__EXERCISE__
Each entry has to be copied exactly, with nothing missed.

__INPUT MATERIAL__

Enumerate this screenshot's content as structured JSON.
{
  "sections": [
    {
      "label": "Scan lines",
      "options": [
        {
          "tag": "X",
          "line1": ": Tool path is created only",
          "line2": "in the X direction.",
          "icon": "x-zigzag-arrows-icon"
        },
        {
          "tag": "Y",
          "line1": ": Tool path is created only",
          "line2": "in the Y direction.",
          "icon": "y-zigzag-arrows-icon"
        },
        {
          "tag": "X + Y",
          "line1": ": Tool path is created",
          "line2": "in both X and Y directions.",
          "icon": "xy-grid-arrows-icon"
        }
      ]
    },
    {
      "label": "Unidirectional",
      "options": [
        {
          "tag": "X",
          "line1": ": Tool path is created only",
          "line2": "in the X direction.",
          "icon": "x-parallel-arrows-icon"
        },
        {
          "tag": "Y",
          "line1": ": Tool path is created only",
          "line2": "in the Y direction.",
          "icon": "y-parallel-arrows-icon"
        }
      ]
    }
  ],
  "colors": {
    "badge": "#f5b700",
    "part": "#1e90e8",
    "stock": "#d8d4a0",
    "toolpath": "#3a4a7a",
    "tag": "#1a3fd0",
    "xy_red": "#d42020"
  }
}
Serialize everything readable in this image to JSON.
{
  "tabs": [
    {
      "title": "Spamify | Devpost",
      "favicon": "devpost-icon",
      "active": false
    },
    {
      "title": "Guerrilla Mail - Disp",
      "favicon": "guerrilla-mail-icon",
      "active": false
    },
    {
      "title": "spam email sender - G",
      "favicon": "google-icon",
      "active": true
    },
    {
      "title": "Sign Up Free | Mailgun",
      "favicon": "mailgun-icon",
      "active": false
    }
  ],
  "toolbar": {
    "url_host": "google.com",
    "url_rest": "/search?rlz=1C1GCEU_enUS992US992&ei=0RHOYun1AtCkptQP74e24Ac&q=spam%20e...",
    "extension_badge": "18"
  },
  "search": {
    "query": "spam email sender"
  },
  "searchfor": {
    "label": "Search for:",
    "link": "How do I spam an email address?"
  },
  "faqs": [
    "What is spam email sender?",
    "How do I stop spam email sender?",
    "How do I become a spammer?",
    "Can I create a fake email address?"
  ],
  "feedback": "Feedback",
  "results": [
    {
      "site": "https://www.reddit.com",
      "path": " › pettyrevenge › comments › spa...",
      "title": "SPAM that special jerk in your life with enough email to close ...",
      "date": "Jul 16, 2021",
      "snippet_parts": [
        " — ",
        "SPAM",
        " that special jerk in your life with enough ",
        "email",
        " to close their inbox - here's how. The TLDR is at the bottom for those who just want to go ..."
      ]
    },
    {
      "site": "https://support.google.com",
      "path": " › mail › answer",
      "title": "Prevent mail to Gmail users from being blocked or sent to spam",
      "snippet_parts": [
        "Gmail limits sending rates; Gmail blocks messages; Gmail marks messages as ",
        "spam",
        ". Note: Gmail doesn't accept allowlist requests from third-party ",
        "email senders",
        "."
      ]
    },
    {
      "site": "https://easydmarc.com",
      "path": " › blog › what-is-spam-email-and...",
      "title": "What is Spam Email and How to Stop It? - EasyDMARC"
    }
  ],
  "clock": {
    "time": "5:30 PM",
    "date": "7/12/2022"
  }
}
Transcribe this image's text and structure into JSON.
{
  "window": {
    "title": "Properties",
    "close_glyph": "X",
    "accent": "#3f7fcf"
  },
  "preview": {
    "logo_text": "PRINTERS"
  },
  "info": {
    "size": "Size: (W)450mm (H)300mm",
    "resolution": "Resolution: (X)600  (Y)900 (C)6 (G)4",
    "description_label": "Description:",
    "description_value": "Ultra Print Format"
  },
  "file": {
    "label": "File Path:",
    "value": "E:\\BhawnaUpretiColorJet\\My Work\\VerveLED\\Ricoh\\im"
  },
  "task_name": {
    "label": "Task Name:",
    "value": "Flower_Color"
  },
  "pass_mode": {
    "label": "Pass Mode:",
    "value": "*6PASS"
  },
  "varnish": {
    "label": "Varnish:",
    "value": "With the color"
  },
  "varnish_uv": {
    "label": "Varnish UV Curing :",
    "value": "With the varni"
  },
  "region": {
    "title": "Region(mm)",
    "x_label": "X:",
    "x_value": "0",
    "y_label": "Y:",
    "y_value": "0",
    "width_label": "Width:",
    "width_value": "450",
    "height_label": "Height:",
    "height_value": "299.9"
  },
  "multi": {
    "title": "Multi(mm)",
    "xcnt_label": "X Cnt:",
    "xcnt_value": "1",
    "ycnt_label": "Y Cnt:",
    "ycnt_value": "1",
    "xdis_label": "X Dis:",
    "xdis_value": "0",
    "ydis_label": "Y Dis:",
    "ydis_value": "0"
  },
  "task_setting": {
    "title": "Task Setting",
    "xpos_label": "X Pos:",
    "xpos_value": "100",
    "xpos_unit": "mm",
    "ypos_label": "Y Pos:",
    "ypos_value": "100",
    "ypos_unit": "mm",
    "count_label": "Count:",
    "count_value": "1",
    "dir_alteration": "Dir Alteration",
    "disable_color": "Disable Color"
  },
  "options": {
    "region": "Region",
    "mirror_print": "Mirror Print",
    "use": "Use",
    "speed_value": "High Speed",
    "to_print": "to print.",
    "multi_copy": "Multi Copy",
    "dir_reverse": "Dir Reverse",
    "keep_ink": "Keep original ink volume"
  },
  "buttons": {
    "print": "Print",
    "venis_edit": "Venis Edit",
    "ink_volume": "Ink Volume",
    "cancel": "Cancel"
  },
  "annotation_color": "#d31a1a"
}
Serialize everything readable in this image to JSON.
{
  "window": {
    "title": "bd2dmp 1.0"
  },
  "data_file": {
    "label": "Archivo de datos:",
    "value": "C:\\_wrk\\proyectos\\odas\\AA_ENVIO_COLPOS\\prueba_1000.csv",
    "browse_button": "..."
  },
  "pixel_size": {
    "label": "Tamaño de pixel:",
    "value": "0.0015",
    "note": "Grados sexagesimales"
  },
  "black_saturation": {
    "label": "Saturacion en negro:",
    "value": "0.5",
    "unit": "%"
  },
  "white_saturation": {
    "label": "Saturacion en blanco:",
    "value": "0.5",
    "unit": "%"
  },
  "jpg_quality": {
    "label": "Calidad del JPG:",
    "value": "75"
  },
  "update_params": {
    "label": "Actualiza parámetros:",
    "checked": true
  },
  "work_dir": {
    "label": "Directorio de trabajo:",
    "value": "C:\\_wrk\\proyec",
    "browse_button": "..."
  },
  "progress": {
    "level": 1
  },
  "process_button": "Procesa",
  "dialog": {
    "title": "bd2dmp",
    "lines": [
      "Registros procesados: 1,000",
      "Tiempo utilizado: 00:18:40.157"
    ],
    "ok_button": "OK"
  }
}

__ANSWER TO THE EXERCISE__
Enumerate this screenshot's content as structured JSON.
{
  "sections": [
    {
      "label": "Scan lines",
      "options": [
        {
          "tag": "X",
          "line1": ": Tool path is created only",
          "line2": "in the X direction.",
          "icon": "x-zigzag-arrows-icon"
        },
        {
          "tag": "Y",
          "line1": ": Tool path is created only",
          "line2": "in the Y direction.",
          "icon": "y-zigzag-arrows-icon"
        },
        {
          "tag": "X + Y",
          "line1": ": Tool path is created",
          "line2": "in both X and Y directions.",
          "icon": "xy-grid-arrows-icon"
        }
      ]
    },
    {
      "label": "Unidirectional",
      "options": [
        {
          "tag": "X",
          "line1": ": Tool path is created only",
          "line2": "in the X direction.",
          "icon": "x-parallel-arrows-icon"
        },
        {
          "tag": "Y",
          "line1": ": Tool path is created only",
          "line2": "in the Y direction.",
          "icon": "y-parallel-arrows-icon"
        }
      ]
    }
  ],
  "colors": {
    "badge": "#f5b700",
    "part": "#1e90e8",
    "stock": "#d8d4a0",
    "toolpath": "#3a4a7a",
    "tag": "#1a3fd0",
    "xy_red": "#d42020"
  }
}
Serialize everything readable in this image to JSON.
{
  "tabs": [
    {
      "title": "Spamify | Devpost",
      "favicon": "devpost-icon",
      "active": false
    },
    {
      "title": "Guerrilla Mail - Disp",
      "favicon": "guerrilla-mail-icon",
      "active": false
    },
    {
      "title": "spam email sender - G",
      "favicon": "google-icon",
      "active": true
    },
    {
      "title": "Sign Up Free | Mailgun",
      "favicon": "mailgun-icon",
      "active": false
    }
  ],
  "toolbar": {
    "url_host": "google.com",
    "url_rest": "/search?rlz=1C1GCEU_enUS992US992&ei=0RHOYun1AtCkptQP74e24Ac&q=spam%20e...",
    "extension_badge": "18"
  },
  "search": {
    "query": "spam email sender"
  },
  "searchfor": {
    "label": "Search for:",
    "link": "How do I spam an email address?"
  },
  "faqs": [
    "What is spam email sender?",
    "How do I stop spam email sender?",
    "How do I become a spammer?",
    "Can I create a fake email address?"
  ],
  "feedback": "Feedback",
  "results": [
    {
      "site": "https://www.reddit.com",
      "path": " › pettyrevenge › comments › spa...",
      "title": "SPAM that special jerk in your life with enough email to close ...",
      "date": "Jul 16, 2021",
      "snippet_parts": [
        " — ",
        "SPAM",
        " that special jerk in your life with enough ",
        "email",
        " to close their inbox - here's how. The TLDR is at the bottom for those who just want to go ..."
      ]
    },
    {
      "site": "https://support.google.com",
      "path": " › mail › answer",
      "title": "Prevent mail to Gmail users from being blocked or sent to spam",
      "snippet_parts": [
        "Gmail limits sending rates; Gmail blocks messages; Gmail marks messages as ",
        "spam",
        ". Note: Gmail doesn't accept allowlist requests from third-party ",
        "email senders",
        "."
      ]
    },
    {
      "site": "https://easydmarc.com",
      "path": " › blog › what-is-spam-email-and...",
      "title": "What is Spam Email and How to Stop It? - EasyDMARC"
    }
  ],
  "clock": {
    "time": "5:30 PM",
    "date": "7/12/2022"
  }
}
Transcribe this image's text and structure into JSON.
{
  "window": {
    "title": "Properties",
    "close_glyph": "X",
    "accent": "#3f7fcf"
  },
  "preview": {
    "logo_text": "PRINTERS"
  },
  "info": {
    "size": "Size: (W)450mm (H)300mm",
    "resolution": "Resolution: (X)600  (Y)900 (C)6 (G)4",
    "description_label": "Description:",
    "description_value": "Ultra Print Format"
  },
  "file": {
    "label": "File Path:",
    "value": "E:\\BhawnaUpretiColorJet\\My Work\\VerveLED\\Ricoh\\im"
  },
  "task_name": {
    "label": "Task Name:",
    "value": "Flower_Color"
  },
  "pass_mode": {
    "label": "Pass Mode:",
    "value": "*6PASS"
  },
  "varnish": {
    "label": "Varnish:",
    "value": "With the color"
  },
  "varnish_uv": {
    "label": "Varnish UV Curing :",
    "value": "With the varni"
  },
  "region": {
    "title": "Region(mm)",
    "x_label": "X:",
    "x_value": "0",
    "y_label": "Y:",
    "y_value": "0",
    "width_label": "Width:",
    "width_value": "450",
    "height_label": "Height:",
    "height_value": "299.9"
  },
  "multi": {
    "title": "Multi(mm)",
    "xcnt_label": "X Cnt:",
    "xcnt_value": "1",
    "ycnt_label": "Y Cnt:",
    "ycnt_value": "1",
    "xdis_label": "X Dis:",
    "xdis_value": "0",
    "ydis_label": "Y Dis:",
    "ydis_value": "0"
  },
  "task_setting": {
    "title": "Task Setting",
    "xpos_label": "X Pos:",
    "xpos_value": "100",
    "xpos_unit": "mm",
    "ypos_label": "Y Pos:",
    "ypos_value": "100",
    "ypos_unit": "mm",
    "count_label": "Count:",
    "count_value": "1",
    "dir_alteration": "Dir Alteration",
    "disable_color": "Disable Color"
  },
  "options": {
    "region": "Region",
    "mirror_print": "Mirror Print",
    "use": "Use",
    "speed_value": "High Speed",
    "to_print": "to print.",
    "multi_copy": "Multi Copy",
    "dir_reverse": "Dir Reverse",
    "keep_ink": "Keep original ink volume"
  },
  "buttons": {
    "print": "Print",
    "venis_edit": "Venis Edit",
    "ink_volume": "Ink Volume",
    "cancel": "Cancel"
  },
  "annotation_color": "#d31a1a"
}
Serialize everything readable in this image to JSON.
{
  "window": {
    "title": "bd2dmp 1.0"
  },
  "data_file": {
    "label": "Archivo de datos:",
    "value": "C:\\_wrk\\proyectos\\odas\\AA_ENVIO_COLPOS\\prueba_1000.csv",
    "browse_button": "..."
  },
  "pixel_size": {
    "label": "Tamaño de pixel:",
    "value": "0.0015",
    "note": "Grados sexagesimales"
  },
  "black_saturation": {
    "label": "Saturacion en negro:",
    "value": "0.5",
    "unit": "%"
  },
  "white_saturation": {
    "label": "Saturacion en blanco:",
    "value": "0.5",
    "unit": "%"
  },
  "jpg_quality": {
    "label": "Calidad del JPG:",
    "value": "75"
  },
  "update_params": {
    "label": "Actualiza parámetros:",
    "checked": true
  },
  "work_dir": {
    "label": "Directorio de trabajo:",
    "value": "C:\\_wrk\\proyec",
    "browse_button": "..."
  },
  "progress": {
    "level": 1
  },
  "process_button": "Procesa",
  "dialog": {
    "title": "bd2dmp",
    "lines": [
      "Registros procesados: 1,000",
      "Tiempo utilizado: 00:18:40.157"
    ],
    "ok_button": "OK"
  }
}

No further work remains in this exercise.